#### [What you have to do]
Can you retype every record below exactly as written?

::::::

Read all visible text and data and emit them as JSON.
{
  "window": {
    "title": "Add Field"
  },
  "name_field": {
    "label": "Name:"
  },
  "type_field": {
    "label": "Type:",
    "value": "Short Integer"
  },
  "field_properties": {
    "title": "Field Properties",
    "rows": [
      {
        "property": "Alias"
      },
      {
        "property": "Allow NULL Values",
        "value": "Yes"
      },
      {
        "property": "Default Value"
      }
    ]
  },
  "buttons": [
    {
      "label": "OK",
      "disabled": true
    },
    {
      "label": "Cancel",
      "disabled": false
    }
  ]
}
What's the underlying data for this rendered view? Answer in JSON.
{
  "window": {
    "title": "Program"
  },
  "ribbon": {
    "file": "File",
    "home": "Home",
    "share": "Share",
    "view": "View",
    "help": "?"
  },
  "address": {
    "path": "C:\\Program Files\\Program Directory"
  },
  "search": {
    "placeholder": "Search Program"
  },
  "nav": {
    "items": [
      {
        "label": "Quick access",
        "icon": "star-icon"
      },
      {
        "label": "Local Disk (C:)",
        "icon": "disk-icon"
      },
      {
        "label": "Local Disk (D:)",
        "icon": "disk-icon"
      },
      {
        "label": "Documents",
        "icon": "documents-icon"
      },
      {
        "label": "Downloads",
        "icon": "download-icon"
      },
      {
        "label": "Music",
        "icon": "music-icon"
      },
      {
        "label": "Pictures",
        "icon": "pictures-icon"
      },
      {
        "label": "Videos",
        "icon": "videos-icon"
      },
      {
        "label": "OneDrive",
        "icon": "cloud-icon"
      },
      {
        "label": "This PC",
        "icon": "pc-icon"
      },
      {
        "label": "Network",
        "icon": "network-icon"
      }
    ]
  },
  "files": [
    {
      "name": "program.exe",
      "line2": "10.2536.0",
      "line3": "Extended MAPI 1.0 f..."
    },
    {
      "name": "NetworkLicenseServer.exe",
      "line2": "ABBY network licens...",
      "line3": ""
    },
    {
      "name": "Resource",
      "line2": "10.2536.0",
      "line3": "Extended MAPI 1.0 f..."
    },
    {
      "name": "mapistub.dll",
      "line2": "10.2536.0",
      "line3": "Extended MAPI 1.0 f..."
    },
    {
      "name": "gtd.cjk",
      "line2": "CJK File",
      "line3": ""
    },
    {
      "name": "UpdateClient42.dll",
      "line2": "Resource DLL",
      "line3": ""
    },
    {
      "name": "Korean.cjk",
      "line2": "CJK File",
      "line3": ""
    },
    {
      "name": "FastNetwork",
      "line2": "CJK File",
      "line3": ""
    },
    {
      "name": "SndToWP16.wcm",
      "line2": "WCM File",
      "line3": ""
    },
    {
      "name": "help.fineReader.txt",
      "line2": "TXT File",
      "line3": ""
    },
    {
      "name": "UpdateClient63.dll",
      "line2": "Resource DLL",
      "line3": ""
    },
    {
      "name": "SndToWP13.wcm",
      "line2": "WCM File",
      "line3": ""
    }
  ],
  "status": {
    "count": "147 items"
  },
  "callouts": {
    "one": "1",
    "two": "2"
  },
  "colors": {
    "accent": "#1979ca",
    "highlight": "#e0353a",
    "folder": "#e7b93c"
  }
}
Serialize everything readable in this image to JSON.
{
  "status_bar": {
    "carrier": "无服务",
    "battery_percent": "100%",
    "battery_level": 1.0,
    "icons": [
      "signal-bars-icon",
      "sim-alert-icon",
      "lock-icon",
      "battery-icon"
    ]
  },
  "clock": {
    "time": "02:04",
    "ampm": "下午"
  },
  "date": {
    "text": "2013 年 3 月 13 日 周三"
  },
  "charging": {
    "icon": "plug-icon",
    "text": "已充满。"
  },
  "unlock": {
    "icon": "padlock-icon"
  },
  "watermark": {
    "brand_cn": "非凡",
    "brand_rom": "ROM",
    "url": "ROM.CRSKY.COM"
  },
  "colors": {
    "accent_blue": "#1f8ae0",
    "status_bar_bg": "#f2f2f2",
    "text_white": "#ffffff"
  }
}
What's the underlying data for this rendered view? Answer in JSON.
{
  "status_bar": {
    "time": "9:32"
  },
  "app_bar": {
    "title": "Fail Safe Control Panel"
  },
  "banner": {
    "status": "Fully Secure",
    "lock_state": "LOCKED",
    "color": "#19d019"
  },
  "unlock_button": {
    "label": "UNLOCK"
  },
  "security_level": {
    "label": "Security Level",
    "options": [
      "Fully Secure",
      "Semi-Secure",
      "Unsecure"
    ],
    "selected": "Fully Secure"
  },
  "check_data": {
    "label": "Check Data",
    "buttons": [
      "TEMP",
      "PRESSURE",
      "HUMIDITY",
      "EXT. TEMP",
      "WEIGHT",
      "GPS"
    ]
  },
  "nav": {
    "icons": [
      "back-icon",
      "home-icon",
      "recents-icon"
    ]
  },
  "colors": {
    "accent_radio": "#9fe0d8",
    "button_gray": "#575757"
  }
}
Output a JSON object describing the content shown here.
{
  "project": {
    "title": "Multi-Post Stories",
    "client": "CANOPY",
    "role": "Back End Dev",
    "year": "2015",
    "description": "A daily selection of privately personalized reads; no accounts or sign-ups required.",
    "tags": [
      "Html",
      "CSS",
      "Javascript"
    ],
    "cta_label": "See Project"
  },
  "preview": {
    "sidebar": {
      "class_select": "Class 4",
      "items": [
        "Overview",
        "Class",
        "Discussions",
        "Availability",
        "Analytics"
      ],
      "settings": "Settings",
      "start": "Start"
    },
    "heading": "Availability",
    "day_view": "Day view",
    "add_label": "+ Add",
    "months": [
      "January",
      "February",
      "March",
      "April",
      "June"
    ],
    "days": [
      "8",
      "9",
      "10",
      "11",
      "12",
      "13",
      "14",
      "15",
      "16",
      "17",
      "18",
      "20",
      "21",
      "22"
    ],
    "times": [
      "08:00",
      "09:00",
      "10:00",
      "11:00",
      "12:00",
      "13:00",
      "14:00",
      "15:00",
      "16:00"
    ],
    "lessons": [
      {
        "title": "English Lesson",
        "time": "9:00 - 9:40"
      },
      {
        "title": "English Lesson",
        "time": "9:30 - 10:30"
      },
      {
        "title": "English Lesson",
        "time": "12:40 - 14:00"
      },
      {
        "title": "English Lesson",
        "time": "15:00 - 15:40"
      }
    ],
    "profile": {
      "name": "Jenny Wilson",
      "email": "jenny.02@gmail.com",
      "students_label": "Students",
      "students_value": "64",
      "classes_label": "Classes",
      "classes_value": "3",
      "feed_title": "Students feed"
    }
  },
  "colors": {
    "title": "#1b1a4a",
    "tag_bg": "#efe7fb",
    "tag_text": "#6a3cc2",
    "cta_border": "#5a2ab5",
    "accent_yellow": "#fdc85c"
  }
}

::::::

#### [Solution to this problem]
Read all visible text and data and emit them as JSON.
{
  "window": {
    "title": "Add Field"
  },
  "name_field": {
    "label": "Name:"
  },
  "type_field": {
    "label": "Type:",
    "value": "Short Integer"
  },
  "field_properties": {
    "title": "Field Properties",
    "rows": [
      {
        "property": "Alias"
      },
      {
        "property": "Allow NULL Values",
        "value": "Yes"
      },
      {
        "property": "Default Value"
      }
    ]
  },
  "buttons": [
    {
      "label": "OK",
      "disabled": true
    },
    {
      "label": "Cancel",
      "disabled": false
    }
  ]
}
What's the underlying data for this rendered view? Answer in JSON.
{
  "window": {
    "title": "Program"
  },
  "ribbon": {
    "file": "File",
    "home": "Home",
    "share": "Share",
    "view": "View",
    "help": "?"
  },
  "address": {
    "path": "C:\\Program Files\\Program Directory"
  },
  "search": {
    "placeholder": "Search Program"
  },
  "nav": {
    "items": [
      {
        "label": "Quick access",
        "icon": "star-icon"
      },
      {
        "label": "Local Disk (C:)",
        "icon": "disk-icon"
      },
      {
        "label": "Local Disk (D:)",
        "icon": "disk-icon"
      },
      {
        "label": "Documents",
        "icon": "documents-icon"
      },
      {
        "label": "Downloads",
        "icon": "download-icon"
      },
      {
        "label": "Music",
        "icon": "music-icon"
      },
      {
        "label": "Pictures",
        "icon": "pictures-icon"
      },
      {
        "label": "Videos",
        "icon": "videos-icon"
      },
      {
        "label": "OneDrive",
        "icon": "cloud-icon"
      },
      {
        "label": "This PC",
        "icon": "pc-icon"
      },
      {
        "label": "Network",
        "icon": "network-icon"
      }
    ]
  },
  "files": [
    {
      "name": "program.exe",
      "line2": "10.2536.0",
      "line3": "Extended MAPI 1.0 f..."
    },
    {
      "name": "NetworkLicenseServer.exe",
      "line2": "ABBY network licens...",
      "line3": ""
    },
    {
      "name": "Resource",
      "line2": "10.2536.0",
      "line3": "Extended MAPI 1.0 f..."
    },
    {
      "name": "mapistub.dll",
      "line2": "10.2536.0",
      "line3": "Extended MAPI 1.0 f..."
    },
    {
      "name": "gtd.cjk",
      "line2": "CJK File",
      "line3": ""
    },
    {
      "name": "UpdateClient42.dll",
      "line2": "Resource DLL",
      "line3": ""
    },
    {
      "name": "Korean.cjk",
      "line2": "CJK File",
      "line3": ""
    },
    {
      "name": "FastNetwork",
      "line2": "CJK File",
      "line3": ""
    },
    {
      "name": "SndToWP16.wcm",
      "line2": "WCM File",
      "line3": ""
    },
    {
      "name": "help.fineReader.txt",
      "line2": "TXT File",
      "line3": ""
    },
    {
      "name": "UpdateClient63.dll",
      "line2": "Resource DLL",
      "line3": ""
    },
    {
      "name": "SndToWP13.wcm",
      "line2": "WCM File",
      "line3": ""
    }
  ],
  "status": {
    "count": "147 items"
  },
  "callouts": {
    "one": "1",
    "two": "2"
  },
  "colors": {
    "accent": "#1979ca",
    "highlight": "#e0353a",
    "folder": "#e7b93c"
  }
}
Serialize everything readable in this image to JSON.
{
  "status_bar": {
    "carrier": "无服务",
    "battery_percent": "100%",
    "battery_level": 1.0,
    "icons": [
      "signal-bars-icon",
      "sim-alert-icon",
      "lock-icon",
      "battery-icon"
    ]
  },
  "clock": {
    "time": "02:04",
    "ampm": "下午"
  },
  "date": {
    "text": "2013 年 3 月 13 日 周三"
  },
  "charging": {
    "icon": "plug-icon",
    "text": "已充满。"
  },
  "unlock": {
    "icon": "padlock-icon"
  },
  "watermark": {
    "brand_cn": "非凡",
    "brand_rom": "ROM",
    "url": "ROM.CRSKY.COM"
  },
  "colors": {
    "accent_blue": "#1f8ae0",
    "status_bar_bg": "#f2f2f2",
    "text_white": "#ffffff"
  }
}
What's the underlying data for this rendered view? Answer in JSON.
{
  "status_bar": {
    "time": "9:32"
  },
  "app_bar": {
    "title": "Fail Safe Control Panel"
  },
  "banner": {
    "status": "Fully Secure",
    "lock_state": "LOCKED",
    "color": "#19d019"
  },
  "unlock_button": {
    "label": "UNLOCK"
  },
  "security_level": {
    "label": "Security Level",
    "options": [
      "Fully Secure",
      "Semi-Secure",
      "Unsecure"
    ],
    "selected": "Fully Secure"
  },
  "check_data": {
    "label": "Check Data",
    "buttons": [
      "TEMP",
      "PRESSURE",
      "HUMIDITY",
      "EXT. TEMP",
      "WEIGHT",
      "GPS"
    ]
  },
  "nav": {
    "icons": [
      "back-icon",
      "home-icon",
      "recents-icon"
    ]
  },
  "colors": {
    "accent_radio": "#9fe0d8",
    "button_gray": "#575757"
  }
}
Output a JSON object describing the content shown here.
{
  "project": {
    "title": "Multi-Post Stories",
    "client": "CANOPY",
    "role": "Back End Dev",
    "year": "2015",
    "description": "A daily selection of privately personalized reads; no accounts or sign-ups required.",
    "tags": [
      "Html",
      "CSS",
      "Javascript"
    ],
    "cta_label": "See Project"
  },
  "preview": {
    "sidebar": {
      "class_select": "Class 4",
      "items": [
        "Overview",
        "Class",
        "Discussions",
        "Availability",
        "Analytics"
      ],
      "settings": "Settings",
      "start": "Start"
    },
    "heading": "Availability",
    "day_view": "Day view",
    "add_label": "+ Add",
    "months": [
      "January",
      "February",
      "March",
      "April",
      "June"
    ],
    "days": [
      "8",
      "9",
      "10",
      "11",
      "12",
      "13",
      "14",
      "15",
      "16",
      "17",
      "18",
      "20",
      "21",
      "22"
    ],
    "times": [
      "08:00",
      "09:00",
      "10:00",
      "11:00",
      "12:00",
      "13:00",
      "14:00",
      "15:00",
      "16:00"
    ],
    "lessons": [
      {
        "title": "English Lesson",
        "time": "9:00 - 9:40"
      },
      {
        "title": "English Lesson",
        "time": "9:30 - 10:30"
      },
      {
        "title": "English Lesson",
        "time": "12:40 - 14:00"
      },
      {
        "title": "English Lesson",
        "time": "15:00 - 15:40"
      }
    ],
    "profile": {
      "name": "Jenny Wilson",
      "email": "jenny.02@gmail.com",
      "students_label": "Students",
      "students_value": "64",
      "classes_label": "Classes",
      "classes_value": "3",
      "feed_title": "Students feed"
    }
  },
  "colors": {
    "title": "#1b1a4a",
    "tag_bg": "#efe7fb",
    "tag_text": "#6a3cc2",
    "cta_border": "#5a2ab5",
    "accent_yellow": "#fdc85c"
  }
}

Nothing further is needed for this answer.